### Текст для чтения
────
Может быть, “методологические войны” оттого и кончились, что всю территорию поделили? И конфликты возникают лишь в случаях нарушений границ, как правило, нарушений непредумышленных. Все это естественно и имеет массу положительных результатов. Но непонятно, на какой площадке будет осуществляться чаемый синтез? И не будут ли исследователя новой формации бить по рукам за то, что он хватает с верстака что ни попадя?
Хорошо бы создать семинар, на котором обсуждать семинары, хорошо бы созвать ассамблею, где решались бы важные вопросы и гостеприимно приглашались разные методологии. Трижды я пытался осуществить это на практике, стараясь наладить диалог хотя бы между медиевистами. И трижды это начинание неумолимо превращалось в очередной семинар. На сей раз — “семинар Уварова”, с некоей заковыристой методологической установкой. Это и наводит на мысль о том, что перед нами социальная закономерность.
Но если методологии, а с ними и семинары разбегаются все дальше и дальше друг от друга, то как можно наладить между ними взаимодействие, которое абсолютно необходимо? В противном случае научное сообщество утратит свою главную функцию —экспертизы и оценки. Если все возможно, то это уже никакая не наука.
────
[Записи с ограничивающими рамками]
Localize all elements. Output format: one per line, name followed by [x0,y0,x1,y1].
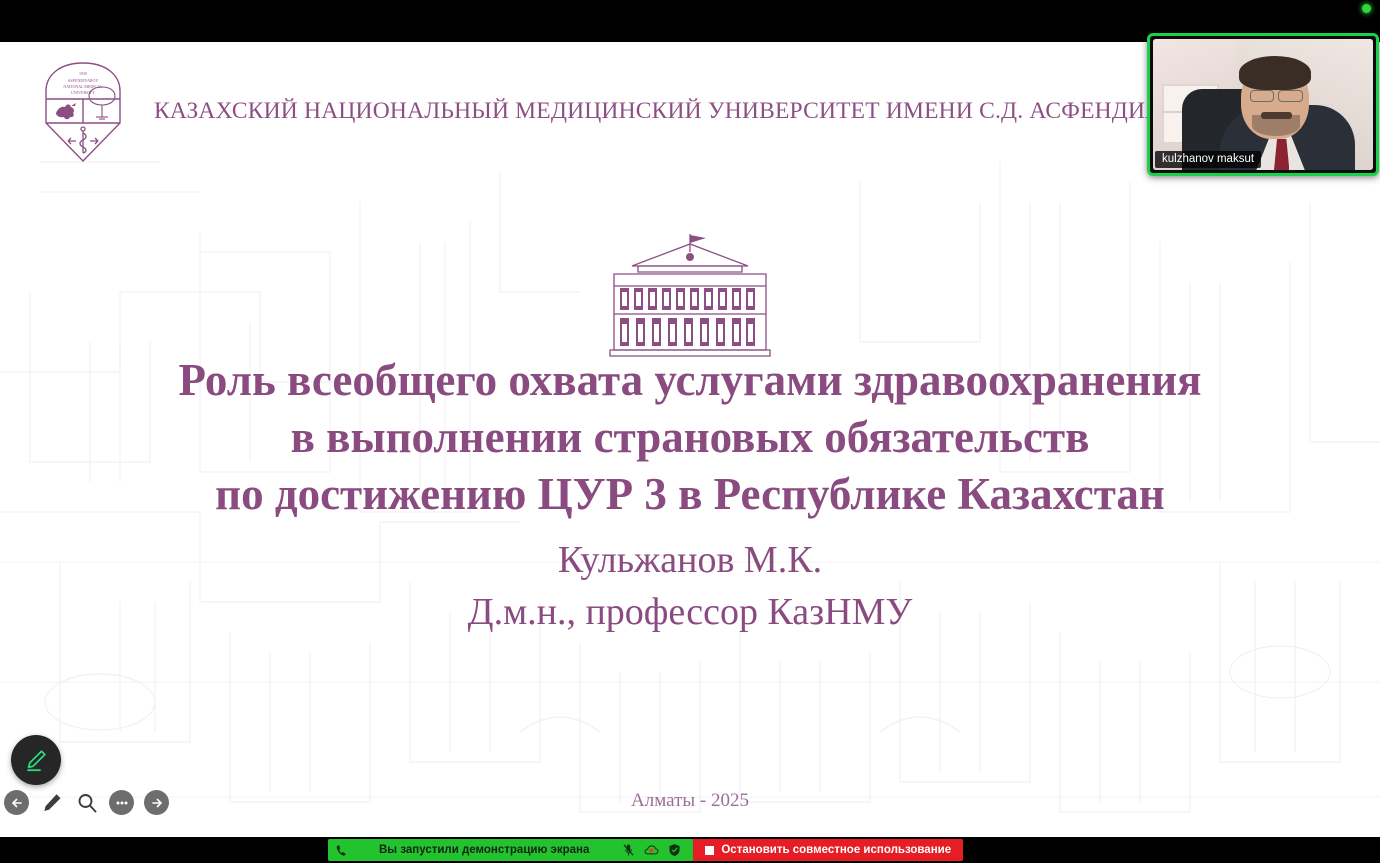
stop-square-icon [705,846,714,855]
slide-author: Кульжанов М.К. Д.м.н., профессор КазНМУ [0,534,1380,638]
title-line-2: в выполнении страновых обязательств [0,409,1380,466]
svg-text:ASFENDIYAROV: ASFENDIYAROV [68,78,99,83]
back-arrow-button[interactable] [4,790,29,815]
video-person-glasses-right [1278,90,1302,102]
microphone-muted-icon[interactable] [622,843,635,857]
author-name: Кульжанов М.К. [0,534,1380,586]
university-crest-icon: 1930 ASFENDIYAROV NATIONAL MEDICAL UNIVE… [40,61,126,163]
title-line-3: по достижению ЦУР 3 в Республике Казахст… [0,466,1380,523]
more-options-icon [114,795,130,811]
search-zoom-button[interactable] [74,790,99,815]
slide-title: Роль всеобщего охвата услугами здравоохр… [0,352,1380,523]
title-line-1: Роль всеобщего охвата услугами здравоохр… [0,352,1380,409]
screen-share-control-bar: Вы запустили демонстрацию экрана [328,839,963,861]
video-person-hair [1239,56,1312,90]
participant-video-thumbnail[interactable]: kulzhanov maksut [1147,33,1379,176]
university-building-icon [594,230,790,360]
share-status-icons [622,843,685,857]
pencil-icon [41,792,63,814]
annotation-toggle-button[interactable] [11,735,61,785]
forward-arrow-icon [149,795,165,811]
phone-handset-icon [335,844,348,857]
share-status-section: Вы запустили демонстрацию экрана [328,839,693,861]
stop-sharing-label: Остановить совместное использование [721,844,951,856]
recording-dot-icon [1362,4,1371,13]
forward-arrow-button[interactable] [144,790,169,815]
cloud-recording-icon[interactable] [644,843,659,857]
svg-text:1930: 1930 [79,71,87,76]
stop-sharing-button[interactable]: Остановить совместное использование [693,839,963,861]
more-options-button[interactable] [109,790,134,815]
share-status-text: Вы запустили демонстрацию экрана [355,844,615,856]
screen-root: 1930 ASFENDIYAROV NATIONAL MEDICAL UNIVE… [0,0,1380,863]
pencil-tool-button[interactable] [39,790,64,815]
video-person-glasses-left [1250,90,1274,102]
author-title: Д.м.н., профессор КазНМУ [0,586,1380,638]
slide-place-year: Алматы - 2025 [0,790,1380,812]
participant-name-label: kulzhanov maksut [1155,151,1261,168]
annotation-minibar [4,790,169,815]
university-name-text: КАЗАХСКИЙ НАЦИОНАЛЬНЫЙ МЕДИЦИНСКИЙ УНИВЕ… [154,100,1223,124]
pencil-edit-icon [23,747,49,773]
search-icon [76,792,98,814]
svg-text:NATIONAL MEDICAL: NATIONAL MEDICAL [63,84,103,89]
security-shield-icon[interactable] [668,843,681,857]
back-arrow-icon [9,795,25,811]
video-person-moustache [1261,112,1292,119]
────
### Задания для решения
1. Ответьте на вопросы по тексту для чтения:
(a) Сколько раз в тексте предпринималась попытка наладить диалог и между кем?
(b) Во что каждый раз превращалось это начинание?
(c) Какую главную функцию, согласно тексту, утратит научное сообщество без взаимодействия между методологиями?
2. Повторите из текста для чтения фрагмент от слов «Хорошо бы создать» до слов «нами социальная закономерность.» включительно, сохранив его без изменений.

### Результаты выполнения
1.
(a) Трижды, хотя бы между медиевистами.
(b) В очередной семинар, на сей раз в «семинар Уварова».
(c) Функцию экспертизы и оценки.

2.
Хорошо бы создать семинар, на котором обсуждать семинары, хорошо бы созвать ассамблею, где решались бы важные вопросы и гостеприимно приглашались разные методологии. Трижды я пытался осуществить это на практике, стараясь наладить диалог хотя бы между медиевистами. И трижды это начинание неумолимо превращалось в очередной семинар. На сей раз — “семинар Уварова”, с некоей заковыристой методологической установкой. Это и наводит на мысль о том, что перед нами социальная закономерность.